SET EXERCISE: From the listing below, pull each line that includes "What".

SUPPLIED DATA:
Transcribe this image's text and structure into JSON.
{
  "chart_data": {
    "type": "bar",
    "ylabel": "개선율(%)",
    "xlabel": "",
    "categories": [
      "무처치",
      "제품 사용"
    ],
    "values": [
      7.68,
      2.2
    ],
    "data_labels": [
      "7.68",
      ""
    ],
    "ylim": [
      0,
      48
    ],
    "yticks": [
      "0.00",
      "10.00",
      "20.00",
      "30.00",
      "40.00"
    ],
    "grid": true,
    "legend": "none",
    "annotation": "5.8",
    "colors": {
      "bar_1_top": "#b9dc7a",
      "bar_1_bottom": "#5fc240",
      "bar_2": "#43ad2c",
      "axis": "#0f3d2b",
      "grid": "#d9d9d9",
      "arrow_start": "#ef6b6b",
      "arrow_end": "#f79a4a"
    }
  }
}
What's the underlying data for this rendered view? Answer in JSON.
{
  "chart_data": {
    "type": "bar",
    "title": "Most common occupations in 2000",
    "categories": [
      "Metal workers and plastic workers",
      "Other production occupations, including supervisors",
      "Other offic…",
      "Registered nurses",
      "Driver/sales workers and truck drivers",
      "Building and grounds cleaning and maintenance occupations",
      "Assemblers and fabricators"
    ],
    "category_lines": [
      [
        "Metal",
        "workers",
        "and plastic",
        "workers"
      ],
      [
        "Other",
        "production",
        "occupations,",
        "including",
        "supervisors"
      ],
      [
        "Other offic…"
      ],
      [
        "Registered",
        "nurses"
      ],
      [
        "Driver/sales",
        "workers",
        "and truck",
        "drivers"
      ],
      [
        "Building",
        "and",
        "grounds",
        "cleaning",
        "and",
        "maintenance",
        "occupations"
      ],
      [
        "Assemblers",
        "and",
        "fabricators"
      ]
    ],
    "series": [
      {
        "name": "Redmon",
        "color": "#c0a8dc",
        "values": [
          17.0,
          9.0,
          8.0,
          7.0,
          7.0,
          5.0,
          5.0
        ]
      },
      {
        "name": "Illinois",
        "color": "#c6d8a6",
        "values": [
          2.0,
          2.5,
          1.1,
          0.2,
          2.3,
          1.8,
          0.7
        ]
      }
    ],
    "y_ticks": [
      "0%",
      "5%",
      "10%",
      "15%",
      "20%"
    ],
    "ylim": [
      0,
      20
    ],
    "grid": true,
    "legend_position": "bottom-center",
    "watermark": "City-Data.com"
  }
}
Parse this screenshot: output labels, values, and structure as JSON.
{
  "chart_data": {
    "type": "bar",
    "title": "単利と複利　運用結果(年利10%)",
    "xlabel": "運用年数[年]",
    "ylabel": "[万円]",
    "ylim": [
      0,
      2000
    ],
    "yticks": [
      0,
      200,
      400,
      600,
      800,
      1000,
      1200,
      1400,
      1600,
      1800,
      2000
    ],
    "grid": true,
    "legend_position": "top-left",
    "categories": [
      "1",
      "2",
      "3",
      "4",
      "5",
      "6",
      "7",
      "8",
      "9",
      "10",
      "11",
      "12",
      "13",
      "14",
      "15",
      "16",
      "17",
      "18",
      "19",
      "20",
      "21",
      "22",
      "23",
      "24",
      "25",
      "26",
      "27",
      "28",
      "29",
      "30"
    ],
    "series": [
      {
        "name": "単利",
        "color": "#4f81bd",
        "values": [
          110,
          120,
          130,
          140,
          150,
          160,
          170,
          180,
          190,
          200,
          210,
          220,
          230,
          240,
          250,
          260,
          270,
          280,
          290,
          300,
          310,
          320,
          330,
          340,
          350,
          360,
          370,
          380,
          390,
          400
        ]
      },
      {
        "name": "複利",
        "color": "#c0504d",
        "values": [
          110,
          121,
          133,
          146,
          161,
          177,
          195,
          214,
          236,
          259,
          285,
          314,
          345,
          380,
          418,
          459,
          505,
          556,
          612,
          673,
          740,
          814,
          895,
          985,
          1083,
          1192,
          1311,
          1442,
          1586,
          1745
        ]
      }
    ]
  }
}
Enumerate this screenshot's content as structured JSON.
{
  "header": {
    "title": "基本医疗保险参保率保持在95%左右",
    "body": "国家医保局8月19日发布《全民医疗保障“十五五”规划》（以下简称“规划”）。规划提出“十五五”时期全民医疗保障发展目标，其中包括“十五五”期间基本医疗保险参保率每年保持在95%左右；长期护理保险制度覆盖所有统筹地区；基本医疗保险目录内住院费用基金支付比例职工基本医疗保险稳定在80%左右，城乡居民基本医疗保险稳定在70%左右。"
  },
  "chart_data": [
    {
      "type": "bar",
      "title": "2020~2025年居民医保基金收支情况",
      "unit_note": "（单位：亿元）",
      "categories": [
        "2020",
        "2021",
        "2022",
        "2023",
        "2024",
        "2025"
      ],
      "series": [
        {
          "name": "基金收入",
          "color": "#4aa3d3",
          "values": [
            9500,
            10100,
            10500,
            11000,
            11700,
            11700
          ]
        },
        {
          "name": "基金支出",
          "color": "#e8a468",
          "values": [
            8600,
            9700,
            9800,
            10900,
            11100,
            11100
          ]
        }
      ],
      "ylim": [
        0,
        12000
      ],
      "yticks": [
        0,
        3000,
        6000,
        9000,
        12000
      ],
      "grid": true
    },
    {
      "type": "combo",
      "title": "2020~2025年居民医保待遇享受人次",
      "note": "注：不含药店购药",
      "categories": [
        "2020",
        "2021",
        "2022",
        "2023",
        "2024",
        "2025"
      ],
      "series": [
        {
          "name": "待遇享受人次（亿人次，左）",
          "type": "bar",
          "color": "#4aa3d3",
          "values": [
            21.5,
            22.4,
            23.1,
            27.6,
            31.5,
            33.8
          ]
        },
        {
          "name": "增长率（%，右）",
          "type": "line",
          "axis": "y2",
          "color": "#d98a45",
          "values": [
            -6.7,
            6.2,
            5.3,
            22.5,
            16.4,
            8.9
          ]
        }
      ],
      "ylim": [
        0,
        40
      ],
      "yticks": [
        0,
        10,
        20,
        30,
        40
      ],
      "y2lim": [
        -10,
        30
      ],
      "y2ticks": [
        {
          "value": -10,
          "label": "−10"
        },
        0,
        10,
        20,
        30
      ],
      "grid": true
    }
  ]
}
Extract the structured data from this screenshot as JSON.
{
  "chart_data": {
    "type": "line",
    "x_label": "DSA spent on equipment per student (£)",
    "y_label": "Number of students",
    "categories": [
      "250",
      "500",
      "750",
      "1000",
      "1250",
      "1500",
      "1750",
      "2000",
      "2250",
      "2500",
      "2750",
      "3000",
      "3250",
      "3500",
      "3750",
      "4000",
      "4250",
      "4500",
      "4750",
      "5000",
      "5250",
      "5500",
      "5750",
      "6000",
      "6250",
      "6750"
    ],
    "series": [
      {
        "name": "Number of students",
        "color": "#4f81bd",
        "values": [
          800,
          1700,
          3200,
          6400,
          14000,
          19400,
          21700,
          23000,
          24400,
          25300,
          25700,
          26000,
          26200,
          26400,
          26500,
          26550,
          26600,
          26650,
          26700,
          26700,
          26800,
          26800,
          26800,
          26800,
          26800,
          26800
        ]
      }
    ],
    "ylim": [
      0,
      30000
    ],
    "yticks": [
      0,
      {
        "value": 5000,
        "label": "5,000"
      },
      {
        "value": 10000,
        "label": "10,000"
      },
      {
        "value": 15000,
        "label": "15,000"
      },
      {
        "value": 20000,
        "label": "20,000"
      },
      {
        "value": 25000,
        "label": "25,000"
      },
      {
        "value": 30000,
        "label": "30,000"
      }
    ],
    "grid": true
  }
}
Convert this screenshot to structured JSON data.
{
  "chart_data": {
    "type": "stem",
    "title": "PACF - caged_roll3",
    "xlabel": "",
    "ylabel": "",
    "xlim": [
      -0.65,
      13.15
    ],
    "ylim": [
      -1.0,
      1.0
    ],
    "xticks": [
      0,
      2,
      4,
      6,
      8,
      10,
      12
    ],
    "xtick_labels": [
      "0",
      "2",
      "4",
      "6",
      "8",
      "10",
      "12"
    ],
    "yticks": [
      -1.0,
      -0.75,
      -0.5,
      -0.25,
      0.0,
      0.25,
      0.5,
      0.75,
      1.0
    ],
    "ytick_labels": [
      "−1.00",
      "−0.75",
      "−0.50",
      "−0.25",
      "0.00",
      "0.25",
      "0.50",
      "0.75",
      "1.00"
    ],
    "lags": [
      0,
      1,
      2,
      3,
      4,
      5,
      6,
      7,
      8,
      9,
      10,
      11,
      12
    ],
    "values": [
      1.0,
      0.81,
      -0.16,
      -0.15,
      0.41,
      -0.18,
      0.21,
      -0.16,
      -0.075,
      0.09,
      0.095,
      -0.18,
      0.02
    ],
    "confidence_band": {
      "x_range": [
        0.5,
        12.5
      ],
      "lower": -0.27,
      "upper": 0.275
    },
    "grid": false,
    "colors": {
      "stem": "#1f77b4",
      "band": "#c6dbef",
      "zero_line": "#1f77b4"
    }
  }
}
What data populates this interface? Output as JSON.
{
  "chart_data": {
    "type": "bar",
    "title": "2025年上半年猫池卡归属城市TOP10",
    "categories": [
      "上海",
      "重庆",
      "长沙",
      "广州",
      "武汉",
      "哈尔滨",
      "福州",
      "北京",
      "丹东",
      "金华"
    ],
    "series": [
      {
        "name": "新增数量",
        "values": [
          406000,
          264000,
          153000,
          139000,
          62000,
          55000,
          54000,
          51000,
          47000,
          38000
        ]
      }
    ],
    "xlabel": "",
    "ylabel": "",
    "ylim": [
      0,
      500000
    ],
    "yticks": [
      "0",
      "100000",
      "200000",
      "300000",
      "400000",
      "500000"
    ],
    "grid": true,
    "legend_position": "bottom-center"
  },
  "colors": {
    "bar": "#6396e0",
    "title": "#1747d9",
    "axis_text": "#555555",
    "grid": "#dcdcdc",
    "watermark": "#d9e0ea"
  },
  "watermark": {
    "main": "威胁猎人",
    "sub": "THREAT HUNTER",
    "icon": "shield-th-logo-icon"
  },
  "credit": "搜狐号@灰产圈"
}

TASK ANSWER:
What's the underlying data for this rendered view? Answer in JSON.
What data populates this interface? Output as JSON.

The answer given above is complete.